GOAL OF THE EXERCISE>
From the entries that follow, gather each line holding the word "action".

[Dataset rows about figures]
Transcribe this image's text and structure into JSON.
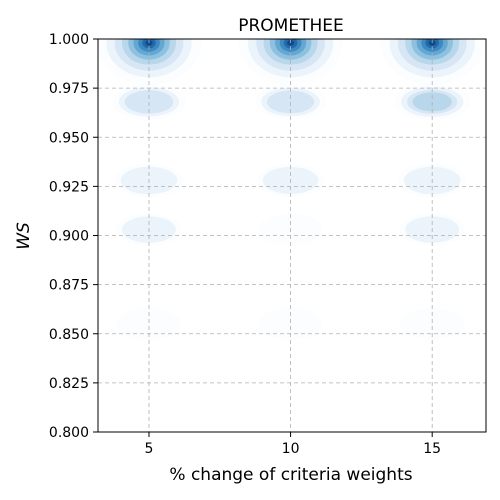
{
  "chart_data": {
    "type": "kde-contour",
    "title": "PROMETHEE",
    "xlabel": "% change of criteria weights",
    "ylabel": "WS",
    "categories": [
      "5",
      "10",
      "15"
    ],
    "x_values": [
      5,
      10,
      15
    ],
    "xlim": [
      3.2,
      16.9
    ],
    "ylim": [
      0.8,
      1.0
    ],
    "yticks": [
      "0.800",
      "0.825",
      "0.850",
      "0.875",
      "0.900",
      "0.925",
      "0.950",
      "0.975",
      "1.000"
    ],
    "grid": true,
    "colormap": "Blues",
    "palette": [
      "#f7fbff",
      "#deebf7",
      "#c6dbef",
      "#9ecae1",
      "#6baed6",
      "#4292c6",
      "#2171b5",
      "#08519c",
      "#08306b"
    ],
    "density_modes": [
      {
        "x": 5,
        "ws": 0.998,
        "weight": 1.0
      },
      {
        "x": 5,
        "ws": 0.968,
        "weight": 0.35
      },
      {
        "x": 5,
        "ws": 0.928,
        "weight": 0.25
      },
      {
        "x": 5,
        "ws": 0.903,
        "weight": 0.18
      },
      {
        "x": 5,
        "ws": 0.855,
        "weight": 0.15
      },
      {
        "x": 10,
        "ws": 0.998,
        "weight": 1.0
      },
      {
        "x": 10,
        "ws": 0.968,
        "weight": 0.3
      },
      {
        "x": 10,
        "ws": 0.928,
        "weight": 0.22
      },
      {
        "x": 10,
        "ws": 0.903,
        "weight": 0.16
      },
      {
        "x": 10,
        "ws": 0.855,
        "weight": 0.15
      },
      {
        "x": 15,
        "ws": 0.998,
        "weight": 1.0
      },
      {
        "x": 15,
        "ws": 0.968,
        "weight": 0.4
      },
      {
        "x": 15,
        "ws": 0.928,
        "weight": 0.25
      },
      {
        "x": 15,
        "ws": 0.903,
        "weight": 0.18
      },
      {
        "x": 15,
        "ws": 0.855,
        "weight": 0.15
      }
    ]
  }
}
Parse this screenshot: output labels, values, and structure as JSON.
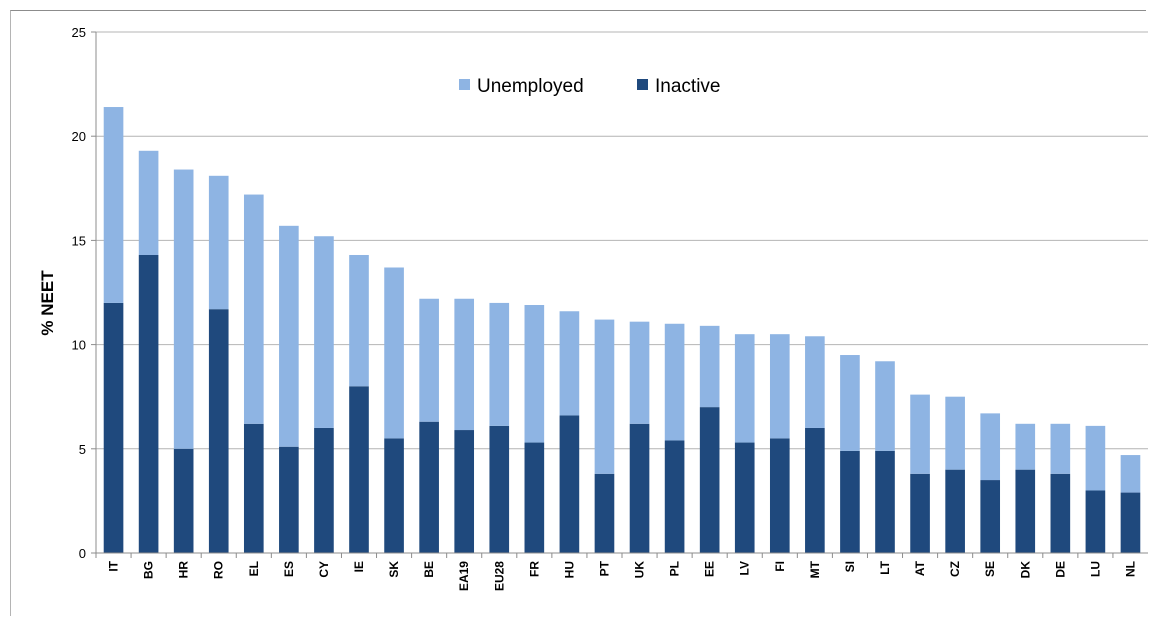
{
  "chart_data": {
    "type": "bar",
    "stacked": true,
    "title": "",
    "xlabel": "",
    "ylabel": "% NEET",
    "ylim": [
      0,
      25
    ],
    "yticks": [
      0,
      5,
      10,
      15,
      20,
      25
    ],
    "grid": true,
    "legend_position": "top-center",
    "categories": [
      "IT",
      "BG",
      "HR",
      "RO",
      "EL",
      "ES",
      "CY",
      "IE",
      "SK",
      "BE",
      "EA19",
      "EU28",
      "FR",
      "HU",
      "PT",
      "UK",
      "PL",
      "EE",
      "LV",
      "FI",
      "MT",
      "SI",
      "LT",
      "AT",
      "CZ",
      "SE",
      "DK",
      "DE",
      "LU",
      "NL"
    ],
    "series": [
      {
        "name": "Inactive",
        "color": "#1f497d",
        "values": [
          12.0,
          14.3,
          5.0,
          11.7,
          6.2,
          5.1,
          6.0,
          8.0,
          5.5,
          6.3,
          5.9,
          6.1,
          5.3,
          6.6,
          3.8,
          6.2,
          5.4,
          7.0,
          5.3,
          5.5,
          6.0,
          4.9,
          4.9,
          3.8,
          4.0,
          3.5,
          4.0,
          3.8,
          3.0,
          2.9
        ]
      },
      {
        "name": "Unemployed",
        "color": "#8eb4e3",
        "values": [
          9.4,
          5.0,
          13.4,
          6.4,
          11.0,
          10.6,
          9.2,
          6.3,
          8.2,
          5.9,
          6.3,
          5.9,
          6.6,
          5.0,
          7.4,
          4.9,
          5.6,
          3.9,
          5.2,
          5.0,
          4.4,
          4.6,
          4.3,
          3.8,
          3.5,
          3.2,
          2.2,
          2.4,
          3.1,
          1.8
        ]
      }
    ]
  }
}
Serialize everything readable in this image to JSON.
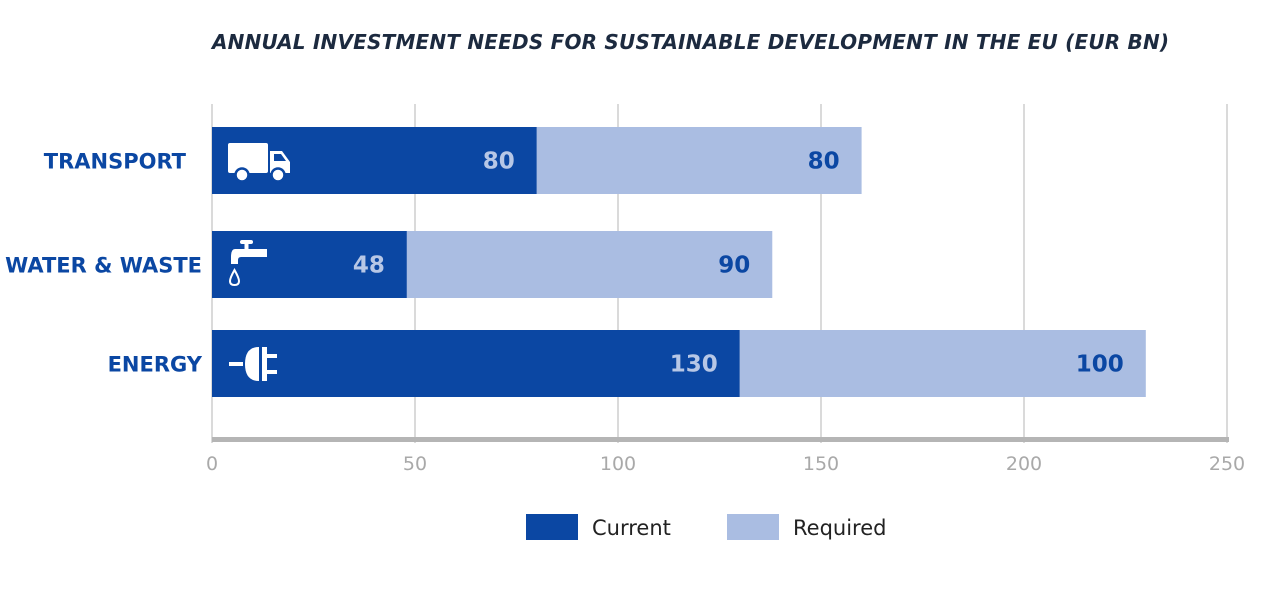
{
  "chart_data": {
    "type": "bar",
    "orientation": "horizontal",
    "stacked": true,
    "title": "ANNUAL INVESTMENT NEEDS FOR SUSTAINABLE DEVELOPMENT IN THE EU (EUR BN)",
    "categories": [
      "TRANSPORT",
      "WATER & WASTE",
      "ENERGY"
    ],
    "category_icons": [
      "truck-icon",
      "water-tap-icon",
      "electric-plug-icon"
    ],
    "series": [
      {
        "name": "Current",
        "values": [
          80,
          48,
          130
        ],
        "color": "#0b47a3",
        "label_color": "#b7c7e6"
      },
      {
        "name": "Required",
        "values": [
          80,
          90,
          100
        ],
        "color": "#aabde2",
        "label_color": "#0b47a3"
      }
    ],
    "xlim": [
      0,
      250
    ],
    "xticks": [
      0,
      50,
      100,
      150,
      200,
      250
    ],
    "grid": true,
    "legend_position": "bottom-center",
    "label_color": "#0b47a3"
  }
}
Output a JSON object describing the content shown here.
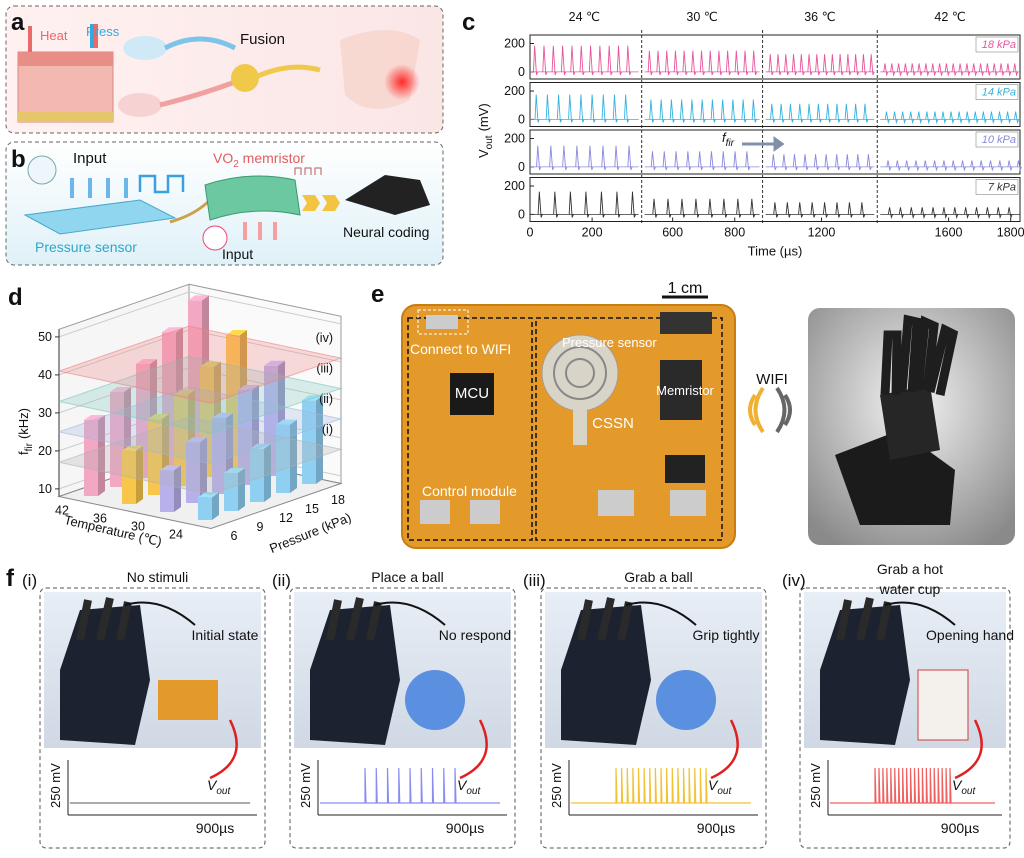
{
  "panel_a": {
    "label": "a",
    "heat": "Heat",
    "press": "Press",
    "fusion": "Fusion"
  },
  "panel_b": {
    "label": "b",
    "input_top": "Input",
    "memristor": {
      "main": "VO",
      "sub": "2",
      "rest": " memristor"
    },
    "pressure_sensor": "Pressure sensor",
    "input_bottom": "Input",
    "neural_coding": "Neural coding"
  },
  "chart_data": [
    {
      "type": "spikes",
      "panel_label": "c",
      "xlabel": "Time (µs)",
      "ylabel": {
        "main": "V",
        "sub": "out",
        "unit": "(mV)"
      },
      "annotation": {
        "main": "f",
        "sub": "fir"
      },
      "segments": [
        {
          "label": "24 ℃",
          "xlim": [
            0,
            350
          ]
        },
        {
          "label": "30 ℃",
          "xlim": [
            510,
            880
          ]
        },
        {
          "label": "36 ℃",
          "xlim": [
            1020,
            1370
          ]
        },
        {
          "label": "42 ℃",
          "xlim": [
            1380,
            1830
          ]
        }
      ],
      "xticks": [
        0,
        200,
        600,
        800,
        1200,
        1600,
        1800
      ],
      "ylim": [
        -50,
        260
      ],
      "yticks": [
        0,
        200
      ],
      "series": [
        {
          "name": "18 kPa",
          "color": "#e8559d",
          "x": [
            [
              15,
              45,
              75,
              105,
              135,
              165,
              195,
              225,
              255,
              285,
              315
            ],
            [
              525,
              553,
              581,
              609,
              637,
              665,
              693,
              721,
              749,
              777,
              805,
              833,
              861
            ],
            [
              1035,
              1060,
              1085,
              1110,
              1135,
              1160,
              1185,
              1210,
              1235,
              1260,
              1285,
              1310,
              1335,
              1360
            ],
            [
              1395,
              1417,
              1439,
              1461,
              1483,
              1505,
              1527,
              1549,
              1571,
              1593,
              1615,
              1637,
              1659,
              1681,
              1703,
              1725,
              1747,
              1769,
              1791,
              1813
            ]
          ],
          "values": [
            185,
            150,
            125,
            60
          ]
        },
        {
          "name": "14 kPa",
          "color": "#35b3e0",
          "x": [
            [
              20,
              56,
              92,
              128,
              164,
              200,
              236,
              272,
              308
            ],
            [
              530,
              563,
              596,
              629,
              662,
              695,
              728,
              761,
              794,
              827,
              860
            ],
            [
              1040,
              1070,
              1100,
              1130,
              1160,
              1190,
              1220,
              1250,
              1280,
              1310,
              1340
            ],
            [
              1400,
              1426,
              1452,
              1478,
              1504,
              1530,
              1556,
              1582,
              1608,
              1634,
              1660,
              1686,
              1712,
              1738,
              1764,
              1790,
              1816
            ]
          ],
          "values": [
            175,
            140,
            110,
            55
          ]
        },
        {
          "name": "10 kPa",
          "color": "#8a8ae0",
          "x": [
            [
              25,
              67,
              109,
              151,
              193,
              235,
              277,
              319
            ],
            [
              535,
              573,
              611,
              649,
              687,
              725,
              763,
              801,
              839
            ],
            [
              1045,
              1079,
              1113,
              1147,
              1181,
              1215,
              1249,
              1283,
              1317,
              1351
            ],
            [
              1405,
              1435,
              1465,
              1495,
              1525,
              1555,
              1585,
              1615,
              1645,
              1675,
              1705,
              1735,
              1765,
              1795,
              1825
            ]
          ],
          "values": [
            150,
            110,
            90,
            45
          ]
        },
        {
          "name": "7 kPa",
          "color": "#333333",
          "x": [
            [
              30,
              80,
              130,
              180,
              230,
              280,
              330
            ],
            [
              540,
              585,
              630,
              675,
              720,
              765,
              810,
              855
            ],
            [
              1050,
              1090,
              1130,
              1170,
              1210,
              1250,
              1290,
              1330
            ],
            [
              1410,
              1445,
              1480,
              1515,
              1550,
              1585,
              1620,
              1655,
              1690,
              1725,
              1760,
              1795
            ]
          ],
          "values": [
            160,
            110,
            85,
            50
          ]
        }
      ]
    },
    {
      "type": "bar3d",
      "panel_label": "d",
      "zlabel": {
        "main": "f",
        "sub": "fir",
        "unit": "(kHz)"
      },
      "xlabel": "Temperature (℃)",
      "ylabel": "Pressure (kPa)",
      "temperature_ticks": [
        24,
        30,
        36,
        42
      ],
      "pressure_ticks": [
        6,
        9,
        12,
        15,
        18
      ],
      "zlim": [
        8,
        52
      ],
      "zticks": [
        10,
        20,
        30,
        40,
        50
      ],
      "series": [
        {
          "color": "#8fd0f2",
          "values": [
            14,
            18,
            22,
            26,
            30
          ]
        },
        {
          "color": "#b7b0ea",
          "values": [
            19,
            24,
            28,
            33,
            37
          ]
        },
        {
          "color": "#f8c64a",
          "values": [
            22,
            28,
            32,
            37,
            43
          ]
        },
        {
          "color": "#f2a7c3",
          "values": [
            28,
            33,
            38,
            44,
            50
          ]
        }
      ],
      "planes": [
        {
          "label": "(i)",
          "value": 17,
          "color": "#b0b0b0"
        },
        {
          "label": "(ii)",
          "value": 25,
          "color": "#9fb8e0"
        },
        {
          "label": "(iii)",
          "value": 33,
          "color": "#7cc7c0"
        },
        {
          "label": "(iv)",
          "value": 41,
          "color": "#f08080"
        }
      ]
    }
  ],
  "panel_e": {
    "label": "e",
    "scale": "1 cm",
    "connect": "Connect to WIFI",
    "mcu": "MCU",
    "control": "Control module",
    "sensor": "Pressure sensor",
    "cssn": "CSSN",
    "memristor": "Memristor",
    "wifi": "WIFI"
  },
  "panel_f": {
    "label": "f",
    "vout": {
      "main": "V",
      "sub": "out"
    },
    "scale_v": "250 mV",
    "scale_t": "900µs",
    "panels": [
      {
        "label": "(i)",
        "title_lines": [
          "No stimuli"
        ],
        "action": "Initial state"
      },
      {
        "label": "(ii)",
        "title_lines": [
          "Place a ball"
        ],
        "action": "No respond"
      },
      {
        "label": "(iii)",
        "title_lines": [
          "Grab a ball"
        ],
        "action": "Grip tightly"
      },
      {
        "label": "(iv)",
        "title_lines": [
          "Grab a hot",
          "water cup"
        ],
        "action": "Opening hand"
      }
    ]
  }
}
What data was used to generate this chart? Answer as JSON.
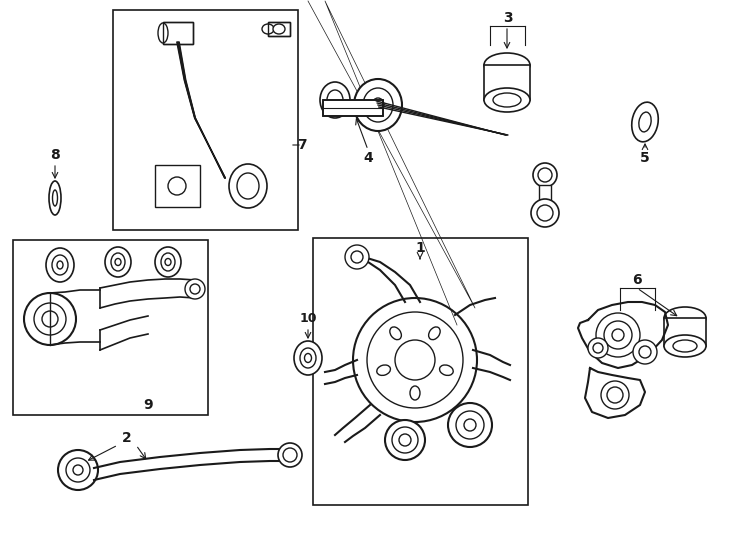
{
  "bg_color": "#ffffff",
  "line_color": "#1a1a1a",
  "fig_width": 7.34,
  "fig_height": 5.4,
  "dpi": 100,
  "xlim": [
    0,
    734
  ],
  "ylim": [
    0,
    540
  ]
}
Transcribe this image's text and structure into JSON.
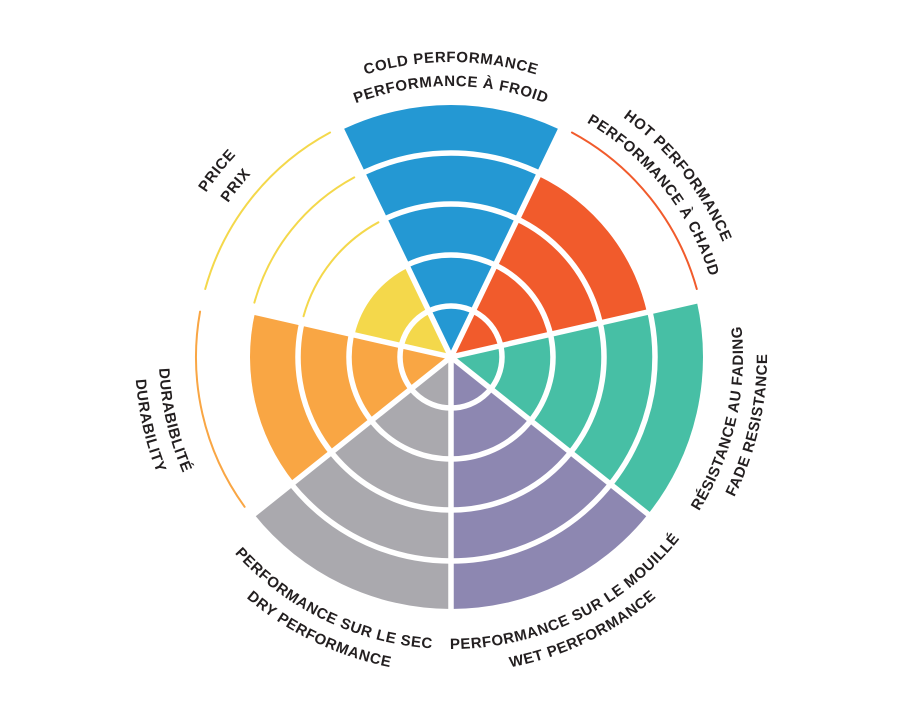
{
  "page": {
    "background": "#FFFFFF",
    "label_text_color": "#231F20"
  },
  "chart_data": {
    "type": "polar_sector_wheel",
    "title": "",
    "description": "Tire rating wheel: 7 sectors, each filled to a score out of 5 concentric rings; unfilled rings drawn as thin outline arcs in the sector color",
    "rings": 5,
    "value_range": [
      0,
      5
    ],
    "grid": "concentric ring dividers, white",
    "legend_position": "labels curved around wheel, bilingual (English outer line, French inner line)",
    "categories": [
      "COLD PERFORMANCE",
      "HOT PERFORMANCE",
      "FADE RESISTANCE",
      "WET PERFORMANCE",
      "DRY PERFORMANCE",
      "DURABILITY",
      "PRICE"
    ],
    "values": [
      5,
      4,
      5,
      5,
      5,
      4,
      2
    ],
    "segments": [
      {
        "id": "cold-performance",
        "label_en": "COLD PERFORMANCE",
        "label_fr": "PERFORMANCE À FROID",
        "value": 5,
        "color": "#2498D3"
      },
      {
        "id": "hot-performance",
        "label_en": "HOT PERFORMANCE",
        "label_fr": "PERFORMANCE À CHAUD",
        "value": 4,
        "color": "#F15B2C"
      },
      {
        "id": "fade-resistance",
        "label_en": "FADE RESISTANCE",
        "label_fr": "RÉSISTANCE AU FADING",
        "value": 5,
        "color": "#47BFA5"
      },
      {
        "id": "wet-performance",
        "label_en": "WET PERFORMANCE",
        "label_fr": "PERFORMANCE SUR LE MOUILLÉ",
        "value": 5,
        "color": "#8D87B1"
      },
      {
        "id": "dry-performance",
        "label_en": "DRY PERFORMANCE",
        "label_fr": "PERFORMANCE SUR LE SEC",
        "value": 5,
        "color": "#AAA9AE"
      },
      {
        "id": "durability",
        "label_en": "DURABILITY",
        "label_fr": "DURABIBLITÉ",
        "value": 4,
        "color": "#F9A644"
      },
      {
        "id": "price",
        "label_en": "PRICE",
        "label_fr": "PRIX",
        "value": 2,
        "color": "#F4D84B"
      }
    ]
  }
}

SOLVED PROBLEM>
        "action": "Initial state"
        "action": "No respond"
        "action": "Grip tightly"
        "action": "Opening hand"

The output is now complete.